Reproduce the listing below without any change.

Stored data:
---
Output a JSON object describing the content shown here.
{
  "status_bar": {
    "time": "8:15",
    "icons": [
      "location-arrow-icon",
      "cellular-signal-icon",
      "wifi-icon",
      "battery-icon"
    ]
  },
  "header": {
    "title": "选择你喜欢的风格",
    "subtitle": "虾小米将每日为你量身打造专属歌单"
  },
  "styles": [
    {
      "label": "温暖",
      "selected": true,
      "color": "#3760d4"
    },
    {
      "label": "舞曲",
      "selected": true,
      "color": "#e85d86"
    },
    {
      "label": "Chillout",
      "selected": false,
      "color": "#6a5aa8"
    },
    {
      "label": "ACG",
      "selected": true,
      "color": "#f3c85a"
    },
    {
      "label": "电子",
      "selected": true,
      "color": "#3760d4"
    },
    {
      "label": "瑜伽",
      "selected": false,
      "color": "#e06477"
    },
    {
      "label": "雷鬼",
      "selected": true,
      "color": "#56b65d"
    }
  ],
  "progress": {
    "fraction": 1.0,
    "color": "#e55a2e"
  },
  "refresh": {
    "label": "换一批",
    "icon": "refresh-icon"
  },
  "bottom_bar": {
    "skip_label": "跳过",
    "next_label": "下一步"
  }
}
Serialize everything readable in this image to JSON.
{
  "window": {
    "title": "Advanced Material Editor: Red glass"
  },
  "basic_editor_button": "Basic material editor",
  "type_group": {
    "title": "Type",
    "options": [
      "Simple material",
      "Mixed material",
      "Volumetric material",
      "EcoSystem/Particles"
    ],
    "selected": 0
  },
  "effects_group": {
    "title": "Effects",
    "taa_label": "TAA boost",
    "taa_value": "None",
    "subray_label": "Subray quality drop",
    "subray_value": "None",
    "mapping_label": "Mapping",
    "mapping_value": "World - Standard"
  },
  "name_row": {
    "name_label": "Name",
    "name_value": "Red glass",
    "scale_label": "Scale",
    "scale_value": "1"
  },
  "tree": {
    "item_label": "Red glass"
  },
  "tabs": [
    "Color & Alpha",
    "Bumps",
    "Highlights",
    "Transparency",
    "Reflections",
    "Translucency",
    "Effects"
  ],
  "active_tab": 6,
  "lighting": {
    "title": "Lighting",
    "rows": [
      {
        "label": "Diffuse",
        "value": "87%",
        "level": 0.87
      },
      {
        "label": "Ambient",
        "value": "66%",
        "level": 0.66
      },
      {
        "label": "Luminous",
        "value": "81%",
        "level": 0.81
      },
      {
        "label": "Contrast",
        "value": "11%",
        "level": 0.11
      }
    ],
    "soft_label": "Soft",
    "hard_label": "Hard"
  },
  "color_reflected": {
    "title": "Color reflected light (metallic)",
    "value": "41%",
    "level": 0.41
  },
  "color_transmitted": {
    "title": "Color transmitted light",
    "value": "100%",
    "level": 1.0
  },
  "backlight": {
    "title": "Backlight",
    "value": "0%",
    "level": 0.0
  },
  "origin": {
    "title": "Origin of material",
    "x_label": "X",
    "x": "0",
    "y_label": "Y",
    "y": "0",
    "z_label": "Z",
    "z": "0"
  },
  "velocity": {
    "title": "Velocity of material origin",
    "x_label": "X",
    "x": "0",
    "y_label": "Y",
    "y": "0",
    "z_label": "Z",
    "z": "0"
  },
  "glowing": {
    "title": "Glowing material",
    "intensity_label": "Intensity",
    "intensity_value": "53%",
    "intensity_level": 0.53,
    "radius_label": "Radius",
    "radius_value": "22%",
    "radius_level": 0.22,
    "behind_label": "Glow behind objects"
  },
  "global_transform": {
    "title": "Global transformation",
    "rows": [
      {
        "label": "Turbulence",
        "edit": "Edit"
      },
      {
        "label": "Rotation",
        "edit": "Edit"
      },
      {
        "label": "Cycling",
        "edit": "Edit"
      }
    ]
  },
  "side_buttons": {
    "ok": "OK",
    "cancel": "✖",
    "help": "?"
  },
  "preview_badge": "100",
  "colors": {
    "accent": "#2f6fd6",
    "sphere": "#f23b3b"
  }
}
---
=== Task output ===
Output a JSON object describing the content shown here.
{
  "status_bar": {
    "time": "8:15",
    "icons": [
      "location-arrow-icon",
      "cellular-signal-icon",
      "wifi-icon",
      "battery-icon"
    ]
  },
  "header": {
    "title": "选择你喜欢的风格",
    "subtitle": "虾小米将每日为你量身打造专属歌单"
  },
  "styles": [
    {
      "label": "温暖",
      "selected": true,
      "color": "#3760d4"
    },
    {
      "label": "舞曲",
      "selected": true,
      "color": "#e85d86"
    },
    {
      "label": "Chillout",
      "selected": false,
      "color": "#6a5aa8"
    },
    {
      "label": "ACG",
      "selected": true,
      "color": "#f3c85a"
    },
    {
      "label": "电子",
      "selected": true,
      "color": "#3760d4"
    },
    {
      "label": "瑜伽",
      "selected": false,
      "color": "#e06477"
    },
    {
      "label": "雷鬼",
      "selected": true,
      "color": "#56b65d"
    }
  ],
  "progress": {
    "fraction": 1.0,
    "color": "#e55a2e"
  },
  "refresh": {
    "label": "换一批",
    "icon": "refresh-icon"
  },
  "bottom_bar": {
    "skip_label": "跳过",
    "next_label": "下一步"
  }
}
Serialize everything readable in this image to JSON.
{
  "window": {
    "title": "Advanced Material Editor: Red glass"
  },
  "basic_editor_button": "Basic material editor",
  "type_group": {
    "title": "Type",
    "options": [
      "Simple material",
      "Mixed material",
      "Volumetric material",
      "EcoSystem/Particles"
    ],
    "selected": 0
  },
  "effects_group": {
    "title": "Effects",
    "taa_label": "TAA boost",
    "taa_value": "None",
    "subray_label": "Subray quality drop",
    "subray_value": "None",
    "mapping_label": "Mapping",
    "mapping_value": "World - Standard"
  },
  "name_row": {
    "name_label": "Name",
    "name_value": "Red glass",
    "scale_label": "Scale",
    "scale_value": "1"
  },
  "tree": {
    "item_label": "Red glass"
  },
  "tabs": [
    "Color & Alpha",
    "Bumps",
    "Highlights",
    "Transparency",
    "Reflections",
    "Translucency",
    "Effects"
  ],
  "active_tab": 6,
  "lighting": {
    "title": "Lighting",
    "rows": [
      {
        "label": "Diffuse",
        "value": "87%",
        "level": 0.87
      },
      {
        "label": "Ambient",
        "value": "66%",
        "level": 0.66
      },
      {
        "label": "Luminous",
        "value": "81%",
        "level": 0.81
      },
      {
        "label": "Contrast",
        "value": "11%",
        "level": 0.11
      }
    ],
    "soft_label": "Soft",
    "hard_label": "Hard"
  },
  "color_reflected": {
    "title": "Color reflected light (metallic)",
    "value": "41%",
    "level": 0.41
  },
  "color_transmitted": {
    "title": "Color transmitted light",
    "value": "100%",
    "level": 1.0
  },
  "backlight": {
    "title": "Backlight",
    "value": "0%",
    "level": 0.0
  },
  "origin": {
    "title": "Origin of material",
    "x_label": "X",
    "x": "0",
    "y_label": "Y",
    "y": "0",
    "z_label": "Z",
    "z": "0"
  },
  "velocity": {
    "title": "Velocity of material origin",
    "x_label": "X",
    "x": "0",
    "y_label": "Y",
    "y": "0",
    "z_label": "Z",
    "z": "0"
  },
  "glowing": {
    "title": "Glowing material",
    "intensity_label": "Intensity",
    "intensity_value": "53%",
    "intensity_level": 0.53,
    "radius_label": "Radius",
    "radius_value": "22%",
    "radius_level": 0.22,
    "behind_label": "Glow behind objects"
  },
  "global_transform": {
    "title": "Global transformation",
    "rows": [
      {
        "label": "Turbulence",
        "edit": "Edit"
      },
      {
        "label": "Rotation",
        "edit": "Edit"
      },
      {
        "label": "Cycling",
        "edit": "Edit"
      }
    ]
  },
  "side_buttons": {
    "ok": "OK",
    "cancel": "✖",
    "help": "?"
  },
  "preview_badge": "100",
  "colors": {
    "accent": "#2f6fd6",
    "sphere": "#f23b3b"
  }
}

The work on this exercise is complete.